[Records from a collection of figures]
===

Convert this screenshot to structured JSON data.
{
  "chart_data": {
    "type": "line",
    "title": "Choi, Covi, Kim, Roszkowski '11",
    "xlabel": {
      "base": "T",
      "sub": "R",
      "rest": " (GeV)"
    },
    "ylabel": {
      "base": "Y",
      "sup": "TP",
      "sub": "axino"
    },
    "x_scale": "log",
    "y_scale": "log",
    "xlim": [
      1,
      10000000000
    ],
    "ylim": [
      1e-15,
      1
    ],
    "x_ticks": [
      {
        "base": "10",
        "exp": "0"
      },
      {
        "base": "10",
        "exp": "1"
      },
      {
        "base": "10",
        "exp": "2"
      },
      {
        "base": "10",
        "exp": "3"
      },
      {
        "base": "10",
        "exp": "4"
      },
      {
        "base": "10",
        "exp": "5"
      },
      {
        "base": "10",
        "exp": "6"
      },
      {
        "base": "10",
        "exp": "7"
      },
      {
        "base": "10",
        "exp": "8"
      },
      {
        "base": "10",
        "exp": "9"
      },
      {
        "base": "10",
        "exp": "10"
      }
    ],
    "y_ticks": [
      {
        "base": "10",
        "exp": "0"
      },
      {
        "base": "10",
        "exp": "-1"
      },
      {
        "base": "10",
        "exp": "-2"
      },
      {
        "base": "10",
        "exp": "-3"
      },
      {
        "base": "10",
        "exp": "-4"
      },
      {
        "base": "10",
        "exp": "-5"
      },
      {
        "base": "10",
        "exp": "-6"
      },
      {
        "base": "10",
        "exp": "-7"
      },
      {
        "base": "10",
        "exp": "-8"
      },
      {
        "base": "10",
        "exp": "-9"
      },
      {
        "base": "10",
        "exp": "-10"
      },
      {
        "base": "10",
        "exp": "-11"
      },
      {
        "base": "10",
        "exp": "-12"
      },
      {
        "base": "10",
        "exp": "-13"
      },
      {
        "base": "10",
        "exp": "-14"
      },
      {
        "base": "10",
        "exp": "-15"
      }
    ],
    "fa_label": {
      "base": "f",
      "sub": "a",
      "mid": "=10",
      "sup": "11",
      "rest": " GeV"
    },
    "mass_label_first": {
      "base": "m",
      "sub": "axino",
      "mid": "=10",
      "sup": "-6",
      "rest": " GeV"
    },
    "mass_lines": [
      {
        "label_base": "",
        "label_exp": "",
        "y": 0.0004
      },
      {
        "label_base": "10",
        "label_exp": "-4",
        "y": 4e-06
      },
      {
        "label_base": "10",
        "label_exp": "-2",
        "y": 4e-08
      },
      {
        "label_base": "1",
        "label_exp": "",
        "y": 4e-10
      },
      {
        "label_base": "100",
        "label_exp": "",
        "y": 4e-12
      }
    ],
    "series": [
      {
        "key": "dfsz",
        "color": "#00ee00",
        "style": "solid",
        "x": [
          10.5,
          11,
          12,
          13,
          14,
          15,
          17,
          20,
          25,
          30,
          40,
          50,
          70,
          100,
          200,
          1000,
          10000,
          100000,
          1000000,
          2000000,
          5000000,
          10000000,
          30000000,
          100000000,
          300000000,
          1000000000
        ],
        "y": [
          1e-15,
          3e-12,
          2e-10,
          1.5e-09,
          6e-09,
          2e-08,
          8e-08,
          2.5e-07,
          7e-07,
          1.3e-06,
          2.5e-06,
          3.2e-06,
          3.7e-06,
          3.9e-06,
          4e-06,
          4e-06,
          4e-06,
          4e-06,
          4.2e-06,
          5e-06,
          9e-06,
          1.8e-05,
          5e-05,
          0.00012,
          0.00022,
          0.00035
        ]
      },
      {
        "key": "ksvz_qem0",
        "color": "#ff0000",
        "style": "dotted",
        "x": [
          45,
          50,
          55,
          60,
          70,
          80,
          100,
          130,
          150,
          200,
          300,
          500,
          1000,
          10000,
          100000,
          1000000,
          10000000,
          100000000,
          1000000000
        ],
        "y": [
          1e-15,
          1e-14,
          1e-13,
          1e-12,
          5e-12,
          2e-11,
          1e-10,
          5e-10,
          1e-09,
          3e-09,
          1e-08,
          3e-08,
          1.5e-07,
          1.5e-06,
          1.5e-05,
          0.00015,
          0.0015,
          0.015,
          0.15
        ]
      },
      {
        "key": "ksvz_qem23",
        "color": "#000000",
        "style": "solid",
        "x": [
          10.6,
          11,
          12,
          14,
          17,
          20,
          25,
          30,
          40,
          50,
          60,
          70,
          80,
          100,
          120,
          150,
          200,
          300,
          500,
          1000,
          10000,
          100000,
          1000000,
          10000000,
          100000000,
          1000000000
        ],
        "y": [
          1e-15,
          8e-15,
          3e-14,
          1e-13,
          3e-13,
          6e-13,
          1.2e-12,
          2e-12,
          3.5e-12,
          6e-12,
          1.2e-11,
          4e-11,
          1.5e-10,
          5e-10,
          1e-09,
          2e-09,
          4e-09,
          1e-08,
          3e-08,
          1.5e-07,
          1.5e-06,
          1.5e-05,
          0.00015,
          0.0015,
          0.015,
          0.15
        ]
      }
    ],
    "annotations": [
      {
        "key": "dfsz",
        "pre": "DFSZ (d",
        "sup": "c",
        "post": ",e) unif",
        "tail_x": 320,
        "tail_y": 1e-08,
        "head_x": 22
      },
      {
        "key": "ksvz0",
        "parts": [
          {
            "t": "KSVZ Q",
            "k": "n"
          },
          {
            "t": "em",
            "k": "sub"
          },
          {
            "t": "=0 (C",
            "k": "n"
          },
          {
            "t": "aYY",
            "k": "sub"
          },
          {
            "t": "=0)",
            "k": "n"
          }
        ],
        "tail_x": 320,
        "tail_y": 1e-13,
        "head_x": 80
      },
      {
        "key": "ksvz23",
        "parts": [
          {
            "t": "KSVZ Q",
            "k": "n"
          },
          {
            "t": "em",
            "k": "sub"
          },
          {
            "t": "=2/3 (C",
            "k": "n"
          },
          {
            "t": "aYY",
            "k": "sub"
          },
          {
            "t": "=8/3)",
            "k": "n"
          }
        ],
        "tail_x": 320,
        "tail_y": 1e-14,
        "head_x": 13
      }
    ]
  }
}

===

Directions:
Could you transcribe the records in full, exactly?

In response:
Convert this screenshot to structured JSON data.
{
  "chart_data": {
    "type": "line",
    "title": "Choi, Covi, Kim, Roszkowski '11",
    "xlabel": {
      "base": "T",
      "sub": "R",
      "rest": " (GeV)"
    },
    "ylabel": {
      "base": "Y",
      "sup": "TP",
      "sub": "axino"
    },
    "x_scale": "log",
    "y_scale": "log",
    "xlim": [
      1,
      10000000000
    ],
    "ylim": [
      1e-15,
      1
    ],
    "x_ticks": [
      {
        "base": "10",
        "exp": "0"
      },
      {
        "base": "10",
        "exp": "1"
      },
      {
        "base": "10",
        "exp": "2"
      },
      {
        "base": "10",
        "exp": "3"
      },
      {
        "base": "10",
        "exp": "4"
      },
      {
        "base": "10",
        "exp": "5"
      },
      {
        "base": "10",
        "exp": "6"
      },
      {
        "base": "10",
        "exp": "7"
      },
      {
        "base": "10",
        "exp": "8"
      },
      {
        "base": "10",
        "exp": "9"
      },
      {
        "base": "10",
        "exp": "10"
      }
    ],
    "y_ticks": [
      {
        "base": "10",
        "exp": "0"
      },
      {
        "base": "10",
        "exp": "-1"
      },
      {
        "base": "10",
        "exp": "-2"
      },
      {
        "base": "10",
        "exp": "-3"
      },
      {
        "base": "10",
        "exp": "-4"
      },
      {
        "base": "10",
        "exp": "-5"
      },
      {
        "base": "10",
        "exp": "-6"
      },
      {
        "base": "10",
        "exp": "-7"
      },
      {
        "base": "10",
        "exp": "-8"
      },
      {
        "base": "10",
        "exp": "-9"
      },
      {
        "base": "10",
        "exp": "-10"
      },
      {
        "base": "10",
        "exp": "-11"
      },
      {
        "base": "10",
        "exp": "-12"
      },
      {
        "base": "10",
        "exp": "-13"
      },
      {
        "base": "10",
        "exp": "-14"
      },
      {
        "base": "10",
        "exp": "-15"
      }
    ],
    "fa_label": {
      "base": "f",
      "sub": "a",
      "mid": "=10",
      "sup": "11",
      "rest": " GeV"
    },
    "mass_label_first": {
      "base": "m",
      "sub": "axino",
      "mid": "=10",
      "sup": "-6",
      "rest": " GeV"
    },
    "mass_lines": [
      {
        "label_base": "",
        "label_exp": "",
        "y": 0.0004
      },
      {
        "label_base": "10",
        "label_exp": "-4",
        "y": 4e-06
      },
      {
        "label_base": "10",
        "label_exp": "-2",
        "y": 4e-08
      },
      {
        "label_base": "1",
        "label_exp": "",
        "y": 4e-10
      },
      {
        "label_base": "100",
        "label_exp": "",
        "y": 4e-12
      }
    ],
    "series": [
      {
        "key": "dfsz",
        "color": "#00ee00",
        "style": "solid",
        "x": [
          10.5,
          11,
          12,
          13,
          14,
          15,
          17,
          20,
          25,
          30,
          40,
          50,
          70,
          100,
          200,
          1000,
          10000,
          100000,
          1000000,
          2000000,
          5000000,
          10000000,
          30000000,
          100000000,
          300000000,
          1000000000
        ],
        "y": [
          1e-15,
          3e-12,
          2e-10,
          1.5e-09,
          6e-09,
          2e-08,
          8e-08,
          2.5e-07,
          7e-07,
          1.3e-06,
          2.5e-06,
          3.2e-06,
          3.7e-06,
          3.9e-06,
          4e-06,
          4e-06,
          4e-06,
          4e-06,
          4.2e-06,
          5e-06,
          9e-06,
          1.8e-05,
          5e-05,
          0.00012,
          0.00022,
          0.00035
        ]
      },
      {
        "key": "ksvz_qem0",
        "color": "#ff0000",
        "style": "dotted",
        "x": [
          45,
          50,
          55,
          60,
          70,
          80,
          100,
          130,
          150,
          200,
          300,
          500,
          1000,
          10000,
          100000,
          1000000,
          10000000,
          100000000,
          1000000000
        ],
        "y": [
          1e-15,
          1e-14,
          1e-13,
          1e-12,
          5e-12,
          2e-11,
          1e-10,
          5e-10,
          1e-09,
          3e-09,
          1e-08,
          3e-08,
          1.5e-07,
          1.5e-06,
          1.5e-05,
          0.00015,
          0.0015,
          0.015,
          0.15
        ]
      },
      {
        "key": "ksvz_qem23",
        "color": "#000000",
        "style": "solid",
        "x": [
          10.6,
          11,
          12,
          14,
          17,
          20,
          25,
          30,
          40,
          50,
          60,
          70,
          80,
          100,
          120,
          150,
          200,
          300,
          500,
          1000,
          10000,
          100000,
          1000000,
          10000000,
          100000000,
          1000000000
        ],
        "y": [
          1e-15,
          8e-15,
          3e-14,
          1e-13,
          3e-13,
          6e-13,
          1.2e-12,
          2e-12,
          3.5e-12,
          6e-12,
          1.2e-11,
          4e-11,
          1.5e-10,
          5e-10,
          1e-09,
          2e-09,
          4e-09,
          1e-08,
          3e-08,
          1.5e-07,
          1.5e-06,
          1.5e-05,
          0.00015,
          0.0015,
          0.015,
          0.15
        ]
      }
    ],
    "annotations": [
      {
        "key": "dfsz",
        "pre": "DFSZ (d",
        "sup": "c",
        "post": ",e) unif",
        "tail_x": 320,
        "tail_y": 1e-08,
        "head_x": 22
      },
      {
        "key": "ksvz0",
        "parts": [
          {
            "t": "KSVZ Q",
            "k": "n"
          },
          {
            "t": "em",
            "k": "sub"
          },
          {
            "t": "=0 (C",
            "k": "n"
          },
          {
            "t": "aYY",
            "k": "sub"
          },
          {
            "t": "=0)",
            "k": "n"
          }
        ],
        "tail_x": 320,
        "tail_y": 1e-13,
        "head_x": 80
      },
      {
        "key": "ksvz23",
        "parts": [
          {
            "t": "KSVZ Q",
            "k": "n"
          },
          {
            "t": "em",
            "k": "sub"
          },
          {
            "t": "=2/3 (C",
            "k": "n"
          },
          {
            "t": "aYY",
            "k": "sub"
          },
          {
            "t": "=8/3)",
            "k": "n"
          }
        ],
        "tail_x": 320,
        "tail_y": 1e-14,
        "head_x": 13
      }
    ]
  }
}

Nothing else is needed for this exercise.